Annotated region listings:
· · · · ·

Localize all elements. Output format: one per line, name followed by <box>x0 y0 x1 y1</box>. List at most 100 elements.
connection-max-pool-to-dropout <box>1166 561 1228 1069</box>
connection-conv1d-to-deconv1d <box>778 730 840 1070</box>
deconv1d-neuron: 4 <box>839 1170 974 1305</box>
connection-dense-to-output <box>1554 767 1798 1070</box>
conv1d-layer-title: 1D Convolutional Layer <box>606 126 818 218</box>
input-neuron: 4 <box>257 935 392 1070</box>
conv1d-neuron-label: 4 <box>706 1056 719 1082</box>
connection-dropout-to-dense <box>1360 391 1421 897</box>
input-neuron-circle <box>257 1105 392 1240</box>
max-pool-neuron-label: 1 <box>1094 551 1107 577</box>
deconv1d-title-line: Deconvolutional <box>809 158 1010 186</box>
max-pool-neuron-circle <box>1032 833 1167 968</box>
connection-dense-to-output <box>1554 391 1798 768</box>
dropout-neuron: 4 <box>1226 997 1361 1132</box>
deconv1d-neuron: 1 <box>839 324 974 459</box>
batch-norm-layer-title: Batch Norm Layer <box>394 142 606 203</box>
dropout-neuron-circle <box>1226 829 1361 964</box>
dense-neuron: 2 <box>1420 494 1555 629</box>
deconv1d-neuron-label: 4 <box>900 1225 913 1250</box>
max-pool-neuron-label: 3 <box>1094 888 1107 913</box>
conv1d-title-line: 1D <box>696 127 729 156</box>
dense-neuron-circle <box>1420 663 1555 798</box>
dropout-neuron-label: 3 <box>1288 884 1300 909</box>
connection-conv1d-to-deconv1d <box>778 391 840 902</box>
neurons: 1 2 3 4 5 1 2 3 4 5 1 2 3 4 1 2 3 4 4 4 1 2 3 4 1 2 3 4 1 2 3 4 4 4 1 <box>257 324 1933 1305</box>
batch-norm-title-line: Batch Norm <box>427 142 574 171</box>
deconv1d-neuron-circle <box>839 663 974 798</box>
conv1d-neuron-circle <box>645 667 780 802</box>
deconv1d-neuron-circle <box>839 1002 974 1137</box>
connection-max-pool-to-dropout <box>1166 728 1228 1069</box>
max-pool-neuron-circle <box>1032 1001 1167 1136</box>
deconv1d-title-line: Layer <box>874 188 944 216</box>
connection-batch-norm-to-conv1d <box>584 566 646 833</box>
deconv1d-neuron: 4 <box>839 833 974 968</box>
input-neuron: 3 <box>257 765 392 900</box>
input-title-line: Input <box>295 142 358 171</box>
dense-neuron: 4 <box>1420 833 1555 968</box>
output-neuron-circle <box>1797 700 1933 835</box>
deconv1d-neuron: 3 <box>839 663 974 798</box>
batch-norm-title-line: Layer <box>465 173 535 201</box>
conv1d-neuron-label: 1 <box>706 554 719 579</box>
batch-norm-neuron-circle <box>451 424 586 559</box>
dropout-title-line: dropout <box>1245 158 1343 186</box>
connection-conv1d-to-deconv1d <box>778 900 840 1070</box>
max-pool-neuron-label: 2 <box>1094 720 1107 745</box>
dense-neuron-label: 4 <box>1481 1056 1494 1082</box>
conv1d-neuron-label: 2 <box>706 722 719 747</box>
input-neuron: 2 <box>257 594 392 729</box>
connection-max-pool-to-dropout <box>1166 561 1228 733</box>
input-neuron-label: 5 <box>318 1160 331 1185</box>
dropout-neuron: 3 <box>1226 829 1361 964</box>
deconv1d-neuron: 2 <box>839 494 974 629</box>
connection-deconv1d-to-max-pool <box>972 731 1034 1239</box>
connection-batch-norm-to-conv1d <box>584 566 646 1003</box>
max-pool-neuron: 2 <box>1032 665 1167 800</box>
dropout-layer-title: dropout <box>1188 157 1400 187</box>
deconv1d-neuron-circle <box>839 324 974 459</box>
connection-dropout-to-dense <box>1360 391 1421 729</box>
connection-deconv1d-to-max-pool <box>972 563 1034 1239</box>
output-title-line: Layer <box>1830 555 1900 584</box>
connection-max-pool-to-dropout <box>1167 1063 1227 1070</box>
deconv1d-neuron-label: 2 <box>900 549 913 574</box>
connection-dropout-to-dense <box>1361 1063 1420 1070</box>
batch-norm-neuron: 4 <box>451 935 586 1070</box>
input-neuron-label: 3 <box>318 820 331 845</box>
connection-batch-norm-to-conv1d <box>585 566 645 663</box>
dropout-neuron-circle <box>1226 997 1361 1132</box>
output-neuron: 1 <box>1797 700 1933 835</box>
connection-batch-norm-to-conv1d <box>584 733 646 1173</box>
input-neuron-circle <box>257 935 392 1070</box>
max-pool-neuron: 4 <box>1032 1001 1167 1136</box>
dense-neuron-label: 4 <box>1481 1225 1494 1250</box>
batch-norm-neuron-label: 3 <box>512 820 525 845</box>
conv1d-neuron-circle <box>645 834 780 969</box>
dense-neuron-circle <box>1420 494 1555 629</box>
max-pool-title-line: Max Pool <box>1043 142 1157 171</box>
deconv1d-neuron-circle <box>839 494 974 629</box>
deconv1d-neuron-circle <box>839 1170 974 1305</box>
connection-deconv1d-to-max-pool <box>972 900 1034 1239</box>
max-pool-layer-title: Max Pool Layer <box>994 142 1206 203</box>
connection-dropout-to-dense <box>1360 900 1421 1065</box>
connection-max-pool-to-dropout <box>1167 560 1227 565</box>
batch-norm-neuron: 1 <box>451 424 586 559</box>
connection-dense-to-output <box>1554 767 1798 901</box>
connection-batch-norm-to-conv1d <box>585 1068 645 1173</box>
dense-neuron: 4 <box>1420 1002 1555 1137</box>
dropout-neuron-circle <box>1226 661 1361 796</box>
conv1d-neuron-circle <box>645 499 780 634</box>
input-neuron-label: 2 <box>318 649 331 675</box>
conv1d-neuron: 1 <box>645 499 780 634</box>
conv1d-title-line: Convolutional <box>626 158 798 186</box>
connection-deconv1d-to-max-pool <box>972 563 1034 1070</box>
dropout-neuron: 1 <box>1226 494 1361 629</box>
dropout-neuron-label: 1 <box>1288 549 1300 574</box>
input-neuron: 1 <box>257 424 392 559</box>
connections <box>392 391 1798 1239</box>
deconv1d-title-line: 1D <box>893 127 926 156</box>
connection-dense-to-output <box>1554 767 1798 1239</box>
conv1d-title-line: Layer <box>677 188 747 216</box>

· · · · ·

* **What this task involves**
How many lines above contain the string "norm", with case counting? Reply with the number alone.

* **Complete response**
12